#### [Aim]
Would you set down every entry shown below, precisely as written?

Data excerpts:

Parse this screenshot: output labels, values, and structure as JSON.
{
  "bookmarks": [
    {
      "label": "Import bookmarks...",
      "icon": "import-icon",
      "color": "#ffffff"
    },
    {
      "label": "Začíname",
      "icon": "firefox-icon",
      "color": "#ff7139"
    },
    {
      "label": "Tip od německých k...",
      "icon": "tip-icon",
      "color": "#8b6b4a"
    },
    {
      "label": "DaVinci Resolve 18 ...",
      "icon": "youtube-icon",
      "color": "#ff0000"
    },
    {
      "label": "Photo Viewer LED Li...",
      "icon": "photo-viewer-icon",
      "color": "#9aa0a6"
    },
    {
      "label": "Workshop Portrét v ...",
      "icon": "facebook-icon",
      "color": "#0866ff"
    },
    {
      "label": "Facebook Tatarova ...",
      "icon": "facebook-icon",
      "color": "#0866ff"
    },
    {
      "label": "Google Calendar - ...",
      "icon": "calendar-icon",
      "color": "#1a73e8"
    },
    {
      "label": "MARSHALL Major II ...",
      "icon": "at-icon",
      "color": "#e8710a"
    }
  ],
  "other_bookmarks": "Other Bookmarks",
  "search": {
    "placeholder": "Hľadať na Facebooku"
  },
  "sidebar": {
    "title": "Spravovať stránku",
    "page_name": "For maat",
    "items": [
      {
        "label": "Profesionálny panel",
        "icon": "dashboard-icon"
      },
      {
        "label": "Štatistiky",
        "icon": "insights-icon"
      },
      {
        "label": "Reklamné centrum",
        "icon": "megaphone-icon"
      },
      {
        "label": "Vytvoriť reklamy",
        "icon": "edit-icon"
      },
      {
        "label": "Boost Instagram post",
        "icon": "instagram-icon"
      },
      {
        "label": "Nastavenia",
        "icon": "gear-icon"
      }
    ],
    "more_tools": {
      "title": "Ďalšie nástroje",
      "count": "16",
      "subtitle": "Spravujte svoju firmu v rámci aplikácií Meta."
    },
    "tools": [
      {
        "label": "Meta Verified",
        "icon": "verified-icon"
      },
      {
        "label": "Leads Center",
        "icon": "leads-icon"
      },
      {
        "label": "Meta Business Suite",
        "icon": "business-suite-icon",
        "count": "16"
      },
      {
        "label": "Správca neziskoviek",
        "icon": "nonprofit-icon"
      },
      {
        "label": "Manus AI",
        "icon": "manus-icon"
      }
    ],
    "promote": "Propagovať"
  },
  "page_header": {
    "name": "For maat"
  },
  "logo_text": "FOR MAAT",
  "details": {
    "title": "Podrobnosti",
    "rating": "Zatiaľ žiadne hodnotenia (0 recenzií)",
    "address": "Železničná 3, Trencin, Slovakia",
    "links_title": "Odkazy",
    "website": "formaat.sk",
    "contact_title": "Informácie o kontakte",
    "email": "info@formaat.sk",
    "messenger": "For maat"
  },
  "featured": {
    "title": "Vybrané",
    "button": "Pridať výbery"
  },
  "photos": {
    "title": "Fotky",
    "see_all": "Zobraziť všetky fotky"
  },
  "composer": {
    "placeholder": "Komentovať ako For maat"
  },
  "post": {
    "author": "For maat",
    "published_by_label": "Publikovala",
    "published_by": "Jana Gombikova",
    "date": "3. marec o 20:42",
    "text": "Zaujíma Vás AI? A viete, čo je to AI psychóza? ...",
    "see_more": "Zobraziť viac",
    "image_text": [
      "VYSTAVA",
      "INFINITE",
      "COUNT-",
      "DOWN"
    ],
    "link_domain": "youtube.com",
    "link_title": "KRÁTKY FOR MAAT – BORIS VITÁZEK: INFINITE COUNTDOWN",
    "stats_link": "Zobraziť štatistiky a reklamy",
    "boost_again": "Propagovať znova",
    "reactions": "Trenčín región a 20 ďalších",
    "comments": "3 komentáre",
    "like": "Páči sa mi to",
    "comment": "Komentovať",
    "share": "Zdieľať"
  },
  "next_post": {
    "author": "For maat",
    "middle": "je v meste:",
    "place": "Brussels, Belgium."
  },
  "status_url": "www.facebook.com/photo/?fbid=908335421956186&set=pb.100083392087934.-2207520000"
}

#### [Answer to the problem]
Parse this screenshot: output labels, values, and structure as JSON.
{
  "bookmarks": [
    {
      "label": "Import bookmarks...",
      "icon": "import-icon",
      "color": "#ffffff"
    },
    {
      "label": "Začíname",
      "icon": "firefox-icon",
      "color": "#ff7139"
    },
    {
      "label": "Tip od německých k...",
      "icon": "tip-icon",
      "color": "#8b6b4a"
    },
    {
      "label": "DaVinci Resolve 18 ...",
      "icon": "youtube-icon",
      "color": "#ff0000"
    },
    {
      "label": "Photo Viewer LED Li...",
      "icon": "photo-viewer-icon",
      "color": "#9aa0a6"
    },
    {
      "label": "Workshop Portrét v ...",
      "icon": "facebook-icon",
      "color": "#0866ff"
    },
    {
      "label": "Facebook Tatarova ...",
      "icon": "facebook-icon",
      "color": "#0866ff"
    },
    {
      "label": "Google Calendar - ...",
      "icon": "calendar-icon",
      "color": "#1a73e8"
    },
    {
      "label": "MARSHALL Major II ...",
      "icon": "at-icon",
      "color": "#e8710a"
    }
  ],
  "other_bookmarks": "Other Bookmarks",
  "search": {
    "placeholder": "Hľadať na Facebooku"
  },
  "sidebar": {
    "title": "Spravovať stránku",
    "page_name": "For maat",
    "items": [
      {
        "label": "Profesionálny panel",
        "icon": "dashboard-icon"
      },
      {
        "label": "Štatistiky",
        "icon": "insights-icon"
      },
      {
        "label": "Reklamné centrum",
        "icon": "megaphone-icon"
      },
      {
        "label": "Vytvoriť reklamy",
        "icon": "edit-icon"
      },
      {
        "label": "Boost Instagram post",
        "icon": "instagram-icon"
      },
      {
        "label": "Nastavenia",
        "icon": "gear-icon"
      }
    ],
    "more_tools": {
      "title": "Ďalšie nástroje",
      "count": "16",
      "subtitle": "Spravujte svoju firmu v rámci aplikácií Meta."
    },
    "tools": [
      {
        "label": "Meta Verified",
        "icon": "verified-icon"
      },
      {
        "label": "Leads Center",
        "icon": "leads-icon"
      },
      {
        "label": "Meta Business Suite",
        "icon": "business-suite-icon",
        "count": "16"
      },
      {
        "label": "Správca neziskoviek",
        "icon": "nonprofit-icon"
      },
      {
        "label": "Manus AI",
        "icon": "manus-icon"
      }
    ],
    "promote": "Propagovať"
  },
  "page_header": {
    "name": "For maat"
  },
  "logo_text": "FOR MAAT",
  "details": {
    "title": "Podrobnosti",
    "rating": "Zatiaľ žiadne hodnotenia (0 recenzií)",
    "address": "Železničná 3, Trencin, Slovakia",
    "links_title": "Odkazy",
    "website": "formaat.sk",
    "contact_title": "Informácie o kontakte",
    "email": "info@formaat.sk",
    "messenger": "For maat"
  },
  "featured": {
    "title": "Vybrané",
    "button": "Pridať výbery"
  },
  "photos": {
    "title": "Fotky",
    "see_all": "Zobraziť všetky fotky"
  },
  "composer": {
    "placeholder": "Komentovať ako For maat"
  },
  "post": {
    "author": "For maat",
    "published_by_label": "Publikovala",
    "published_by": "Jana Gombikova",
    "date": "3. marec o 20:42",
    "text": "Zaujíma Vás AI? A viete, čo je to AI psychóza? ...",
    "see_more": "Zobraziť viac",
    "image_text": [
      "VYSTAVA",
      "INFINITE",
      "COUNT-",
      "DOWN"
    ],
    "link_domain": "youtube.com",
    "link_title": "KRÁTKY FOR MAAT – BORIS VITÁZEK: INFINITE COUNTDOWN",
    "stats_link": "Zobraziť štatistiky a reklamy",
    "boost_again": "Propagovať znova",
    "reactions": "Trenčín región a 20 ďalších",
    "comments": "3 komentáre",
    "like": "Páči sa mi to",
    "comment": "Komentovať",
    "share": "Zdieľať"
  },
  "next_post": {
    "author": "For maat",
    "middle": "je v meste:",
    "place": "Brussels, Belgium."
  },
  "status_url": "www.facebook.com/photo/?fbid=908335421956186&set=pb.100083392087934.-2207520000"
}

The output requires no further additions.